==== EXTRACTED ENTRIES ====

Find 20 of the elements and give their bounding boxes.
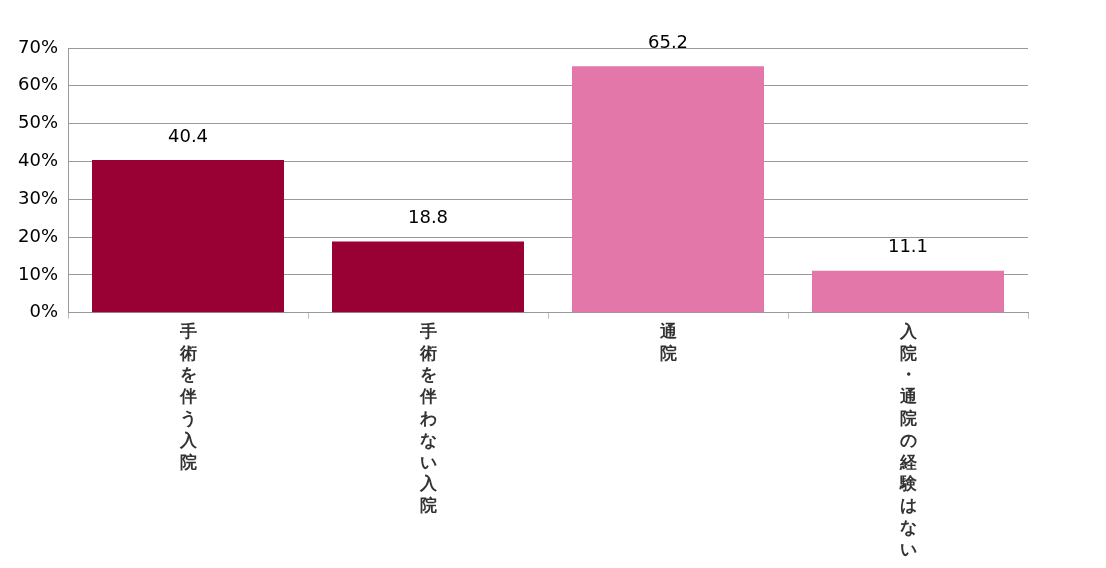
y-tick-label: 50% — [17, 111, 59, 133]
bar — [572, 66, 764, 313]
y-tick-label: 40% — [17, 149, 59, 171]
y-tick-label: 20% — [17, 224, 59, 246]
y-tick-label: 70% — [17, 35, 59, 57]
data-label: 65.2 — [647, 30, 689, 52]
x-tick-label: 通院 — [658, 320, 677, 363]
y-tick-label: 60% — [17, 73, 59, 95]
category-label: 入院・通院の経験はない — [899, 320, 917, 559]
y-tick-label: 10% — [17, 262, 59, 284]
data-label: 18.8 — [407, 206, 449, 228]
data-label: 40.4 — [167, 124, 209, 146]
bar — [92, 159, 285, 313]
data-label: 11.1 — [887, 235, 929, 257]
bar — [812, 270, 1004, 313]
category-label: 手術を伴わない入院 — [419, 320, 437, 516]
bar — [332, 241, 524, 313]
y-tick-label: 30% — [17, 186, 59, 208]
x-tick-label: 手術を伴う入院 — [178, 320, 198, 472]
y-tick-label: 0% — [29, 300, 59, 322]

====
==== EXTRACTED ENTRIES ====

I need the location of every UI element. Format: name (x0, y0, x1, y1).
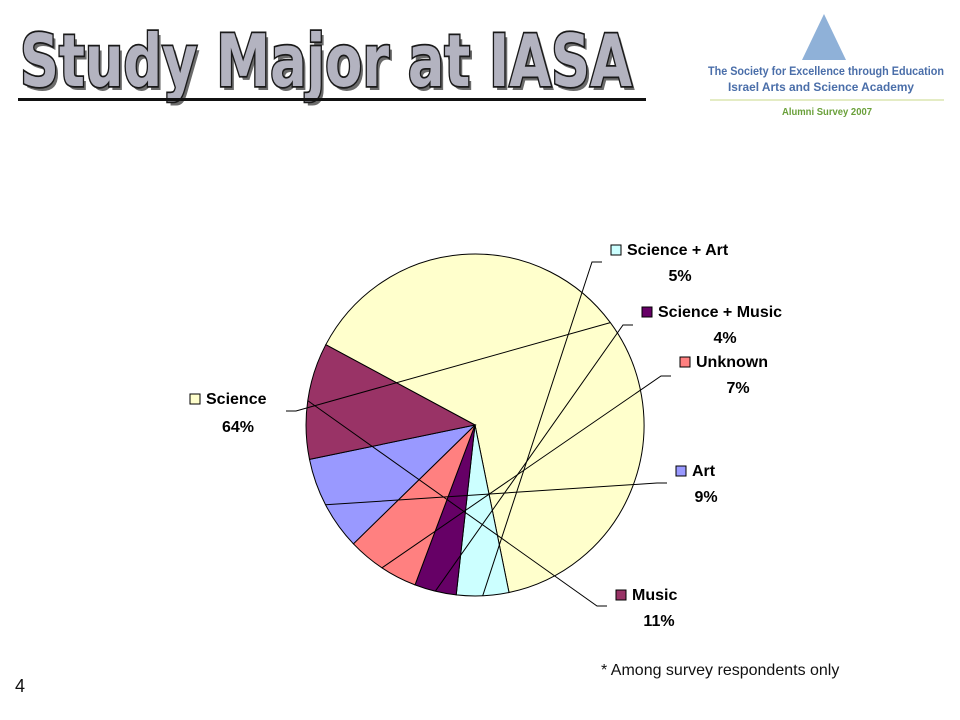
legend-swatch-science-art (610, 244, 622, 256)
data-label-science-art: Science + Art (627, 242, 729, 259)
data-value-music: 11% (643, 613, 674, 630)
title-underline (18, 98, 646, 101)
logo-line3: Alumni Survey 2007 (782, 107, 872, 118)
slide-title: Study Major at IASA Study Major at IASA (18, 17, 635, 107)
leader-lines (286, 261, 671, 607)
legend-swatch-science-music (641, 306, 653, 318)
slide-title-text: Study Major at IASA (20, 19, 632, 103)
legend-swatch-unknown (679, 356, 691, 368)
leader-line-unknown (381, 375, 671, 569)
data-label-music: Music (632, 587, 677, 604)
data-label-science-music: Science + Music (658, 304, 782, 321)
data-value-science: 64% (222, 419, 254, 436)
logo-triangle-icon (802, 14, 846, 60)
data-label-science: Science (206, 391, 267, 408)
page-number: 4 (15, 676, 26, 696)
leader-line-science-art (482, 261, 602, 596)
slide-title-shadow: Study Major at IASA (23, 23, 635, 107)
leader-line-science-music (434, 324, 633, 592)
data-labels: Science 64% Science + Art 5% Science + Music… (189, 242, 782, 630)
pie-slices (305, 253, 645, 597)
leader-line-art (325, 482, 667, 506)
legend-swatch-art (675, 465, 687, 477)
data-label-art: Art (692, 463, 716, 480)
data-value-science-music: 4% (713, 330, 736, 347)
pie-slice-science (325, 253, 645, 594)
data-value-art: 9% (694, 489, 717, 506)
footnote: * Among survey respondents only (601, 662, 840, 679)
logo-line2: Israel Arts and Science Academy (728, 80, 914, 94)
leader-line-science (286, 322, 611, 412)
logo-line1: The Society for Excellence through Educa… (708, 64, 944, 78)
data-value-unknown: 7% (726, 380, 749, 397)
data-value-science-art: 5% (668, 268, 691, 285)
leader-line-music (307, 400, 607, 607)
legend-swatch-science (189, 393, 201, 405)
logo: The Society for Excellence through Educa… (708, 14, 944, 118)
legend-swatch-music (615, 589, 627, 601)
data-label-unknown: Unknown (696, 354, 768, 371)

====
==== EXTRACTED ENTRIES ====

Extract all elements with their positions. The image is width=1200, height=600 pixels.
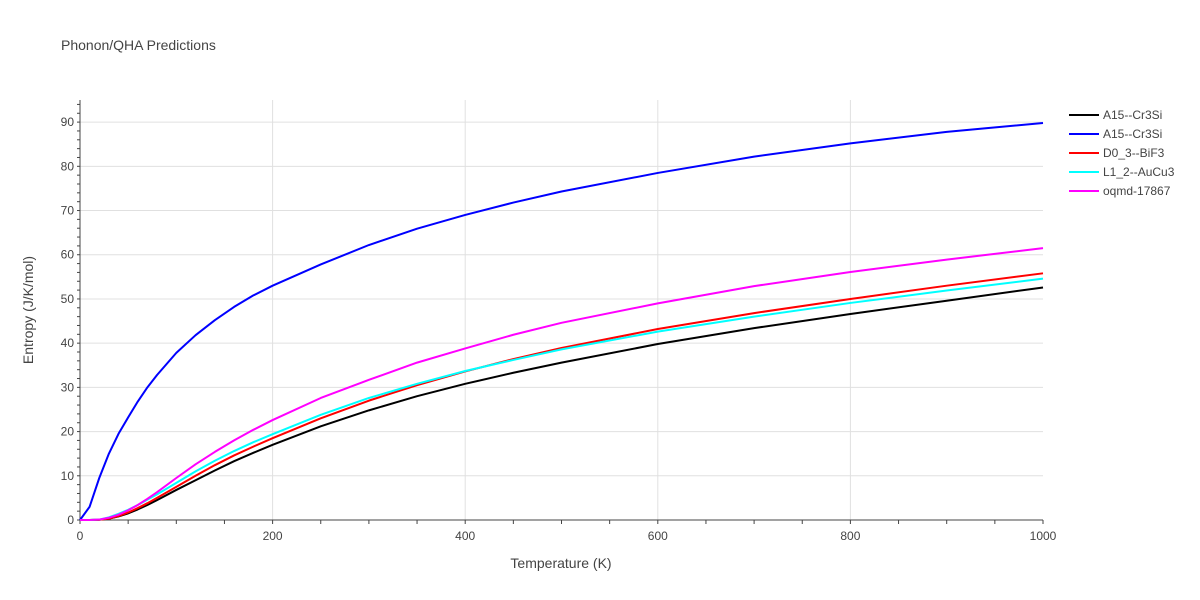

====

Convert the record lines above into a Markdown table with the columns Row and Line. Begin at the line that has "I need the location", stop after the line that has "slide-title-text: Study Major", and leave out blank lines and the picture.

| Row | Line |
|---|---|
| 1 | I need the location of every UI element. Format: name (x0, y0, x1, y1). |
| 2 | legend-swatch-science-art (610, 244, 622, 256) |
| 3 | data-label-science-art: Science + Art (627, 242, 729, 259) |
| 4 | data-value-music: 11% (643, 613, 674, 630) |
| 5 | title-underline (18, 98, 646, 101) |
| 6 | logo-line3: Alumni Survey 2007 (782, 107, 872, 118) |
| 7 | slide-title: Study Major at IASA Study Major at IASA (18, 17, 635, 107) |
| 8 | leader-lines (286, 261, 671, 607) |
| 9 | legend-swatch-science-music (641, 306, 653, 318) |
| 10 | slide-title-text: Study Major at IASA (20, 19, 632, 103) |